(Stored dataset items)
▼▼▼

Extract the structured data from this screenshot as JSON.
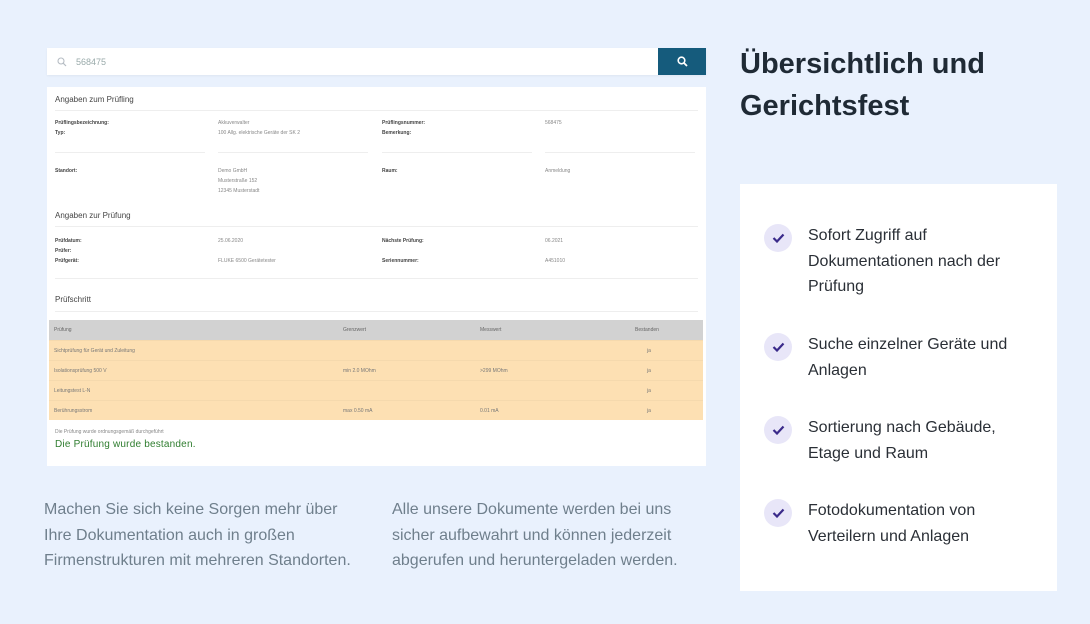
{
  "search": {
    "value": "568475"
  },
  "card": {
    "section1_title": "Angaben zum Prüfling",
    "fields1": [
      {
        "label": "Prüflingsbezeichnung:",
        "value": "Akkuverwalter"
      },
      {
        "label": "Typ:",
        "value": "100 Allg. elektrische Geräte der SK 2"
      },
      {
        "label": "Prüflingsnummer:",
        "value": "568475"
      },
      {
        "label": "Bemerkung:",
        "value": ""
      },
      {
        "label": "Standort:",
        "value_lines": [
          "Demo GmbH",
          "Musterstraße 152",
          "12345 Musterstadt"
        ]
      },
      {
        "label": "Raum:",
        "value": "Anmeldung"
      }
    ],
    "section2_title": "Angaben zur Prüfung",
    "fields2": [
      {
        "label": "Prüfdatum:",
        "value": "25.06.2020"
      },
      {
        "label": "Prüfer:",
        "value": ""
      },
      {
        "label": "Prüfgerät:",
        "value": "FLUKE 6500 Gerätetester"
      },
      {
        "label": "Nächste Prüfung:",
        "value": "06.2021"
      },
      {
        "label": "Seriennummer:",
        "value": "A451010"
      }
    ],
    "section3_title": "Prüfschritt",
    "table": {
      "headers": [
        "Prüfung",
        "Grenzwert",
        "Messwert",
        "Bestanden"
      ],
      "rows": [
        [
          "Sichtprüfung für Gerät und Zuleitung",
          "",
          "",
          "ja"
        ],
        [
          "Isolationsprüfung 500 V",
          "min 2.0 MOhm",
          ">299 MOhm",
          "ja"
        ],
        [
          "Leitungstest L-N",
          "",
          "",
          "ja"
        ],
        [
          "Berührungsstrom",
          "max 0.50 mA",
          "0.01 mA",
          "ja"
        ]
      ]
    },
    "note": "Die Prüfung wurde ordnungsgemäß durchgeführt",
    "passed": "Die Prüfung wurde bestanden."
  },
  "heading": {
    "line1": "Übersichtlich und",
    "line2": "Gerichtsfest"
  },
  "features": [
    "Sofort Zugriff auf Dokumentationen nach der Prüfung",
    "Suche einzelner Geräte und Anlagen",
    "Sortierung nach Gebäude, Etage und Raum",
    "Fotodokumentation von Verteilern und Anlagen"
  ],
  "bottom": {
    "left": "Machen Sie sich keine Sorgen mehr über Ihre Dokumentation auch in großen Firmenstrukturen mit mehreren Standorten.",
    "right": "Alle unsere Dokumente werden bei uns sicher aufbewahrt und können jederzeit abgerufen und heruntergeladen werden."
  },
  "colors": {
    "background": "#e9f1fd",
    "search_button": "#155b7c",
    "table_row": "#fde0b3",
    "table_head": "#d2d2d2",
    "passed_text": "#2f7d2f",
    "check_bg": "#e8e6f8",
    "check_mark": "#3a2a8a"
  },
  "icons": {
    "search_field": "search-icon",
    "search_button": "search-icon",
    "feature_bullet": "check-icon"
  }
}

▲▲▲

* _Task description_
Find the word "Angaben" in the material, then list each line that holds it.

* _Written answer_
    "section1_title": "Angaben zum Prüfling",
    "section2_title": "Angaben zur Prüfung",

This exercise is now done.